- _Dataset_

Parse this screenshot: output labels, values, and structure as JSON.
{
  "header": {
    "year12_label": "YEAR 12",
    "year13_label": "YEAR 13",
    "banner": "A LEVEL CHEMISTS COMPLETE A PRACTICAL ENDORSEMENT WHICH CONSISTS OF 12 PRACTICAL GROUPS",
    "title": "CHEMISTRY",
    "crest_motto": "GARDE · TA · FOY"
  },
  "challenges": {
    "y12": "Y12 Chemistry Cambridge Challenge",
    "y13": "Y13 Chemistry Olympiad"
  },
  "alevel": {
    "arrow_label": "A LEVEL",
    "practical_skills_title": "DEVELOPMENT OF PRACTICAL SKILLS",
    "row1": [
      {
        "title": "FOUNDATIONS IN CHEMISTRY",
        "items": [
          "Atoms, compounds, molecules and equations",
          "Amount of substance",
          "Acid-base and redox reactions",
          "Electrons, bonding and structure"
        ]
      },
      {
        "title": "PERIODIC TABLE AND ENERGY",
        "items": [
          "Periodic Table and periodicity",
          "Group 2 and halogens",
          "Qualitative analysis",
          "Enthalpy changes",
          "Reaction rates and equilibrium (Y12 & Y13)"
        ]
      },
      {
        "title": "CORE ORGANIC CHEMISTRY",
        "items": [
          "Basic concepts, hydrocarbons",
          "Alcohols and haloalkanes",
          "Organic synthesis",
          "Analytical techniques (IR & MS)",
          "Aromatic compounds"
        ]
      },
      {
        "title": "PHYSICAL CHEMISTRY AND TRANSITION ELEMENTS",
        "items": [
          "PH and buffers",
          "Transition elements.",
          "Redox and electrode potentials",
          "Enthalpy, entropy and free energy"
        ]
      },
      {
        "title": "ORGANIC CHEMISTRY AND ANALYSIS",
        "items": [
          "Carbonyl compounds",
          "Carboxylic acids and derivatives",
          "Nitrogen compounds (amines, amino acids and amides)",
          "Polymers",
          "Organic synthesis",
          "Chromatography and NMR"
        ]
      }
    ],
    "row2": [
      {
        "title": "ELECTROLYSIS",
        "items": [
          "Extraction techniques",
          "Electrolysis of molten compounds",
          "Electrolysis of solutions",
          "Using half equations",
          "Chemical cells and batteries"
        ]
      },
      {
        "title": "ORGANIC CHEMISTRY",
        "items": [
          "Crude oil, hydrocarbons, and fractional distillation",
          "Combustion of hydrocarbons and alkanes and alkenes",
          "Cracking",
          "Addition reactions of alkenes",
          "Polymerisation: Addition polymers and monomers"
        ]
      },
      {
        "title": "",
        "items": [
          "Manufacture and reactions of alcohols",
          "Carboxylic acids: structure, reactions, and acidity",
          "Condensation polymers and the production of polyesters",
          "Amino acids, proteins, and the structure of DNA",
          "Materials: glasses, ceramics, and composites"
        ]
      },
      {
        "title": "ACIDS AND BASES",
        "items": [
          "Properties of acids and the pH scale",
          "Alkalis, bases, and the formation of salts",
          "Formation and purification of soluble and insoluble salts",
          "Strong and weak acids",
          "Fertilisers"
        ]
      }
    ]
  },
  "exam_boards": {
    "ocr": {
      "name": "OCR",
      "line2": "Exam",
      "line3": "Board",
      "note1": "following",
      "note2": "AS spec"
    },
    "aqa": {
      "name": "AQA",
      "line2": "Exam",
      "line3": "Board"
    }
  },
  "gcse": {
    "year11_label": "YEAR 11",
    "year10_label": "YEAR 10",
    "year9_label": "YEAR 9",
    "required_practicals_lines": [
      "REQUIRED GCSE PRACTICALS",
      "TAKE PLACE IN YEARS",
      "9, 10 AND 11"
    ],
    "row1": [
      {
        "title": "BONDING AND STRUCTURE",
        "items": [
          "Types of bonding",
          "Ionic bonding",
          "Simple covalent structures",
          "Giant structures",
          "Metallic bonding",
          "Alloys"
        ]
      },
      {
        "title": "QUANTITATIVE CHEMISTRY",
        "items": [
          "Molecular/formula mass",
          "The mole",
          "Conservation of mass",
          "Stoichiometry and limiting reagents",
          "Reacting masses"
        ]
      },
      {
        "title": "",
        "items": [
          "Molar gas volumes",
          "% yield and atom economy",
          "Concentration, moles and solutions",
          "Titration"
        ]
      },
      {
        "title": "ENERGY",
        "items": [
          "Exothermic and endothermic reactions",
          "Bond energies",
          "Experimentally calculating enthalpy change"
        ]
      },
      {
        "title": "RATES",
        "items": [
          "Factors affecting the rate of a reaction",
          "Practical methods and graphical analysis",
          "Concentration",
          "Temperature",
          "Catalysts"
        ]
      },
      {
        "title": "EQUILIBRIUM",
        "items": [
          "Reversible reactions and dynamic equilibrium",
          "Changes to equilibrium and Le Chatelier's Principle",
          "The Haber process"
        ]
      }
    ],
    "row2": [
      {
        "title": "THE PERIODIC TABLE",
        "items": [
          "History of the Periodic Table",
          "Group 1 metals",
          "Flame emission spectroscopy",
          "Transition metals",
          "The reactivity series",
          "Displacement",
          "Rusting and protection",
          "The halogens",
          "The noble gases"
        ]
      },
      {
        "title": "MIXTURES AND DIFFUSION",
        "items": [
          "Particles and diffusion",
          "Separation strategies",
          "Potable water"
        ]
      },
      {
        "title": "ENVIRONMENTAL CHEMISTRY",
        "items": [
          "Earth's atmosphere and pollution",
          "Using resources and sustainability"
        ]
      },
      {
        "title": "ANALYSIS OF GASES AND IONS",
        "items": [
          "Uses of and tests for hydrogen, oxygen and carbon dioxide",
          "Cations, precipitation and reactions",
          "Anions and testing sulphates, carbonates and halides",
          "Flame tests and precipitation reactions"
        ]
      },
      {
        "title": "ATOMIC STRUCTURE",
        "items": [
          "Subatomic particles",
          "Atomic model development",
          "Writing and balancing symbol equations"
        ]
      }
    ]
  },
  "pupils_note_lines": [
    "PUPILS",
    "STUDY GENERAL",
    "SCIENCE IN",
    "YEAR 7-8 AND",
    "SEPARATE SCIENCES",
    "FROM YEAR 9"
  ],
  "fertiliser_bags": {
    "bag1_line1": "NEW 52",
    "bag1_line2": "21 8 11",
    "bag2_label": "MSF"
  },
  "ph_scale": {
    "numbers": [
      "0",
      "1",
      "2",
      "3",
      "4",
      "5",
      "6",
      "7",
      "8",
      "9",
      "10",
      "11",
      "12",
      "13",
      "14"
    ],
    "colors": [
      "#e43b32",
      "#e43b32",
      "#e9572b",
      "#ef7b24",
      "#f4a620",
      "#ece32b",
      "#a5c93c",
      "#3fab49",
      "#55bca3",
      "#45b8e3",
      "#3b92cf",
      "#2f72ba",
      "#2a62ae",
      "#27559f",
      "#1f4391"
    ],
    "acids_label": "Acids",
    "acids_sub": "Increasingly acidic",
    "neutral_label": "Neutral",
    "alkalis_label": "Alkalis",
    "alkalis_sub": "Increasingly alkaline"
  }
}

- _Task requirements_
Exactly as written, output all of the entries.

- _Problem solution_
Parse this screenshot: output labels, values, and structure as JSON.
{
  "header": {
    "year12_label": "YEAR 12",
    "year13_label": "YEAR 13",
    "banner": "A LEVEL CHEMISTS COMPLETE A PRACTICAL ENDORSEMENT WHICH CONSISTS OF 12 PRACTICAL GROUPS",
    "title": "CHEMISTRY",
    "crest_motto": "GARDE · TA · FOY"
  },
  "challenges": {
    "y12": "Y12 Chemistry Cambridge Challenge",
    "y13": "Y13 Chemistry Olympiad"
  },
  "alevel": {
    "arrow_label": "A LEVEL",
    "practical_skills_title": "DEVELOPMENT OF PRACTICAL SKILLS",
    "row1": [
      {
        "title": "FOUNDATIONS IN CHEMISTRY",
        "items": [
          "Atoms, compounds, molecules and equations",
          "Amount of substance",
          "Acid-base and redox reactions",
          "Electrons, bonding and structure"
        ]
      },
      {
        "title": "PERIODIC TABLE AND ENERGY",
        "items": [
          "Periodic Table and periodicity",
          "Group 2 and halogens",
          "Qualitative analysis",
          "Enthalpy changes",
          "Reaction rates and equilibrium (Y12 & Y13)"
        ]
      },
      {
        "title": "CORE ORGANIC CHEMISTRY",
        "items": [
          "Basic concepts, hydrocarbons",
          "Alcohols and haloalkanes",
          "Organic synthesis",
          "Analytical techniques (IR & MS)",
          "Aromatic compounds"
        ]
      },
      {
        "title": "PHYSICAL CHEMISTRY AND TRANSITION ELEMENTS",
        "items": [
          "PH and buffers",
          "Transition elements.",
          "Redox and electrode potentials",
          "Enthalpy, entropy and free energy"
        ]
      },
      {
        "title": "ORGANIC CHEMISTRY AND ANALYSIS",
        "items": [
          "Carbonyl compounds",
          "Carboxylic acids and derivatives",
          "Nitrogen compounds (amines, amino acids and amides)",
          "Polymers",
          "Organic synthesis",
          "Chromatography and NMR"
        ]
      }
    ],
    "row2": [
      {
        "title": "ELECTROLYSIS",
        "items": [
          "Extraction techniques",
          "Electrolysis of molten compounds",
          "Electrolysis of solutions",
          "Using half equations",
          "Chemical cells and batteries"
        ]
      },
      {
        "title": "ORGANIC CHEMISTRY",
        "items": [
          "Crude oil, hydrocarbons, and fractional distillation",
          "Combustion of hydrocarbons and alkanes and alkenes",
          "Cracking",
          "Addition reactions of alkenes",
          "Polymerisation: Addition polymers and monomers"
        ]
      },
      {
        "title": "",
        "items": [
          "Manufacture and reactions of alcohols",
          "Carboxylic acids: structure, reactions, and acidity",
          "Condensation polymers and the production of polyesters",
          "Amino acids, proteins, and the structure of DNA",
          "Materials: glasses, ceramics, and composites"
        ]
      },
      {
        "title": "ACIDS AND BASES",
        "items": [
          "Properties of acids and the pH scale",
          "Alkalis, bases, and the formation of salts",
          "Formation and purification of soluble and insoluble salts",
          "Strong and weak acids",
          "Fertilisers"
        ]
      }
    ]
  },
  "exam_boards": {
    "ocr": {
      "name": "OCR",
      "line2": "Exam",
      "line3": "Board",
      "note1": "following",
      "note2": "AS spec"
    },
    "aqa": {
      "name": "AQA",
      "line2": "Exam",
      "line3": "Board"
    }
  },
  "gcse": {
    "year11_label": "YEAR 11",
    "year10_label": "YEAR 10",
    "year9_label": "YEAR 9",
    "required_practicals_lines": [
      "REQUIRED GCSE PRACTICALS",
      "TAKE PLACE IN YEARS",
      "9, 10 AND 11"
    ],
    "row1": [
      {
        "title": "BONDING AND STRUCTURE",
        "items": [
          "Types of bonding",
          "Ionic bonding",
          "Simple covalent structures",
          "Giant structures",
          "Metallic bonding",
          "Alloys"
        ]
      },
      {
        "title": "QUANTITATIVE CHEMISTRY",
        "items": [
          "Molecular/formula mass",
          "The mole",
          "Conservation of mass",
          "Stoichiometry and limiting reagents",
          "Reacting masses"
        ]
      },
      {
        "title": "",
        "items": [
          "Molar gas volumes",
          "% yield and atom economy",
          "Concentration, moles and solutions",
          "Titration"
        ]
      },
      {
        "title": "ENERGY",
        "items": [
          "Exothermic and endothermic reactions",
          "Bond energies",
          "Experimentally calculating enthalpy change"
        ]
      },
      {
        "title": "RATES",
        "items": [
          "Factors affecting the rate of a reaction",
          "Practical methods and graphical analysis",
          "Concentration",
          "Temperature",
          "Catalysts"
        ]
      },
      {
        "title": "EQUILIBRIUM",
        "items": [
          "Reversible reactions and dynamic equilibrium",
          "Changes to equilibrium and Le Chatelier's Principle",
          "The Haber process"
        ]
      }
    ],
    "row2": [
      {
        "title": "THE PERIODIC TABLE",
        "items": [
          "History of the Periodic Table",
          "Group 1 metals",
          "Flame emission spectroscopy",
          "Transition metals",
          "The reactivity series",
          "Displacement",
          "Rusting and protection",
          "The halogens",
          "The noble gases"
        ]
      },
      {
        "title": "MIXTURES AND DIFFUSION",
        "items": [
          "Particles and diffusion",
          "Separation strategies",
          "Potable water"
        ]
      },
      {
        "title": "ENVIRONMENTAL CHEMISTRY",
        "items": [
          "Earth's atmosphere and pollution",
          "Using resources and sustainability"
        ]
      },
      {
        "title": "ANALYSIS OF GASES AND IONS",
        "items": [
          "Uses of and tests for hydrogen, oxygen and carbon dioxide",
          "Cations, precipitation and reactions",
          "Anions and testing sulphates, carbonates and halides",
          "Flame tests and precipitation reactions"
        ]
      },
      {
        "title": "ATOMIC STRUCTURE",
        "items": [
          "Subatomic particles",
          "Atomic model development",
          "Writing and balancing symbol equations"
        ]
      }
    ]
  },
  "pupils_note_lines": [
    "PUPILS",
    "STUDY GENERAL",
    "SCIENCE IN",
    "YEAR 7-8 AND",
    "SEPARATE SCIENCES",
    "FROM YEAR 9"
  ],
  "fertiliser_bags": {
    "bag1_line1": "NEW 52",
    "bag1_line2": "21 8 11",
    "bag2_label": "MSF"
  },
  "ph_scale": {
    "numbers": [
      "0",
      "1",
      "2",
      "3",
      "4",
      "5",
      "6",
      "7",
      "8",
      "9",
      "10",
      "11",
      "12",
      "13",
      "14"
    ],
    "colors": [
      "#e43b32",
      "#e43b32",
      "#e9572b",
      "#ef7b24",
      "#f4a620",
      "#ece32b",
      "#a5c93c",
      "#3fab49",
      "#55bca3",
      "#45b8e3",
      "#3b92cf",
      "#2f72ba",
      "#2a62ae",
      "#27559f",
      "#1f4391"
    ],
    "acids_label": "Acids",
    "acids_sub": "Increasingly acidic",
    "neutral_label": "Neutral",
    "alkalis_label": "Alkalis",
    "alkalis_sub": "Increasingly alkaline"
  }
}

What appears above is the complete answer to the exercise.